Required task: Say how many lines of these entries include the word "energía", and answer with the number alone.

### Source data

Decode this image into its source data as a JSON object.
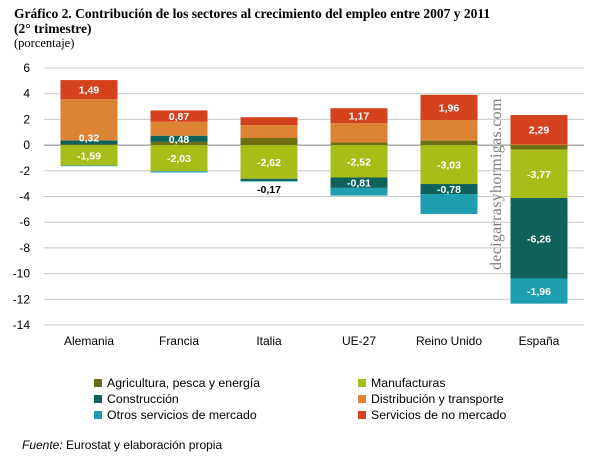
{
  "title": "Gráfico 2. Contribución  de los sectores  al crecimiento del empleo entre 2007 y 2011  (2° trimestre)",
  "subtitle": "(porcentaje)",
  "source_label": "Fuente:",
  "source_text": " Eurostat y elaboración propia",
  "watermark": "decigarrasyhormigas.com",
  "colors": {
    "agricultura": "#6d6e12",
    "manufacturas": "#a7bd18",
    "construccion": "#0f615b",
    "otros": "#1f9eb0",
    "distribucion": "#dd8334",
    "no_mercado": "#d3421c",
    "grid": "#c8c8c8"
  },
  "legend": [
    {
      "key": "agricultura",
      "label": "Agricultura, pesca y energía"
    },
    {
      "key": "manufacturas",
      "label": "Manufacturas"
    },
    {
      "key": "construccion",
      "label": "Construcción"
    },
    {
      "key": "distribucion",
      "label": "Distribución y transporte"
    },
    {
      "key": "otros",
      "label": "Otros servicios de mercado"
    },
    {
      "key": "no_mercado",
      "label": "Servicios de no mercado"
    }
  ],
  "chart_data": {
    "type": "bar",
    "stacked": true,
    "categories": [
      "Alemania",
      "Francia",
      "Italia",
      "UE-27",
      "Reino Unido",
      "España"
    ],
    "ylim": [
      -14,
      6
    ],
    "yticks": [
      6,
      4,
      2,
      0,
      -2,
      -4,
      -6,
      -8,
      -10,
      -12,
      -14
    ],
    "grid": true,
    "legend_position": "bottom",
    "series": [
      {
        "key": "agricultura",
        "name": "Agricultura, pesca y energía",
        "values": [
          0.05,
          0.25,
          0.55,
          0.2,
          0.35,
          -0.35
        ]
      },
      {
        "key": "manufacturas",
        "name": "Manufacturas",
        "values": [
          -1.59,
          -2.03,
          -2.62,
          -2.52,
          -3.03,
          -3.77
        ]
      },
      {
        "key": "construccion",
        "name": "Construcción",
        "values": [
          0.32,
          0.48,
          -0.17,
          -0.81,
          -0.78,
          -6.26
        ]
      },
      {
        "key": "otros",
        "name": "Otros servicios de mercado",
        "values": [
          -0.05,
          -0.1,
          -0.05,
          -0.6,
          -1.55,
          -1.96
        ]
      },
      {
        "key": "distribucion",
        "name": "Distribución y transporte",
        "values": [
          3.2,
          1.1,
          1.0,
          1.5,
          1.6,
          0.05
        ]
      },
      {
        "key": "no_mercado",
        "name": "Servicios de no mercado",
        "values": [
          1.49,
          0.87,
          0.62,
          1.17,
          1.96,
          2.29
        ]
      }
    ],
    "data_labels": [
      {
        "category": 0,
        "series": "no_mercado",
        "text": "1,49"
      },
      {
        "category": 0,
        "series": "construccion",
        "text": "0,32"
      },
      {
        "category": 0,
        "series": "manufacturas",
        "text": "-1,59"
      },
      {
        "category": 1,
        "series": "no_mercado",
        "text": "0,87"
      },
      {
        "category": 1,
        "series": "construccion",
        "text": "0,48"
      },
      {
        "category": 1,
        "series": "manufacturas",
        "text": "-2,03"
      },
      {
        "category": 2,
        "series": "manufacturas",
        "text": "-2,62"
      },
      {
        "category": 2,
        "series": "construccion",
        "text": "-0,17"
      },
      {
        "category": 3,
        "series": "no_mercado",
        "text": "1,17"
      },
      {
        "category": 3,
        "series": "manufacturas",
        "text": "-2,52"
      },
      {
        "category": 3,
        "series": "construccion",
        "text": "-0,81"
      },
      {
        "category": 4,
        "series": "no_mercado",
        "text": "1,96"
      },
      {
        "category": 4,
        "series": "manufacturas",
        "text": "-3,03"
      },
      {
        "category": 4,
        "series": "construccion",
        "text": "-0,78"
      },
      {
        "category": 5,
        "series": "no_mercado",
        "text": "2,29"
      },
      {
        "category": 5,
        "series": "manufacturas",
        "text": "-3,77"
      },
      {
        "category": 5,
        "series": "construccion",
        "text": "-6,26"
      },
      {
        "category": 5,
        "series": "otros",
        "text": "-1,96"
      }
    ]
  }
}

######

Final result: 2